What to work on: Identify all lines in the data containing the string "JSON". Copy them out.

Records for processing:

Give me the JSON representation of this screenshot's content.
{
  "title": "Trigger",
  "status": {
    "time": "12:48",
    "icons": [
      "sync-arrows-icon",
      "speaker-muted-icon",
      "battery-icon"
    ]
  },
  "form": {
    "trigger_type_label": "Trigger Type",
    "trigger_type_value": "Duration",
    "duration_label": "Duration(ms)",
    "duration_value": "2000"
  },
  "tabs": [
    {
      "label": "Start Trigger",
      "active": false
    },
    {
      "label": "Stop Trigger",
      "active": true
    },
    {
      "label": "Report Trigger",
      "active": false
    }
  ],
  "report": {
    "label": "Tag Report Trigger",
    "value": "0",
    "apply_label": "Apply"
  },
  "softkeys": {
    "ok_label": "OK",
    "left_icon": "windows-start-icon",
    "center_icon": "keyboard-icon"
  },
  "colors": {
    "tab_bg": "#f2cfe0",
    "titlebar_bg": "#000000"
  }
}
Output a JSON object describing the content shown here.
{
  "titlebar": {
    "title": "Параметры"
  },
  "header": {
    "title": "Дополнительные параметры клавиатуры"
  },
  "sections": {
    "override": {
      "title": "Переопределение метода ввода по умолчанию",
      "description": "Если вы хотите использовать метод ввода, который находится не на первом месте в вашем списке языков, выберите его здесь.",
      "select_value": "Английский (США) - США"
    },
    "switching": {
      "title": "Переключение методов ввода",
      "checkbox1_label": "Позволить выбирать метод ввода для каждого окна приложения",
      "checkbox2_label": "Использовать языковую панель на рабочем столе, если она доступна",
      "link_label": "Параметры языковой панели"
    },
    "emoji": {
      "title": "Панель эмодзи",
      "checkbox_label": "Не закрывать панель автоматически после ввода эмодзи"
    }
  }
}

Task answer:
Give me the JSON representation of this screenshot's content.
Output a JSON object describing the content shown here.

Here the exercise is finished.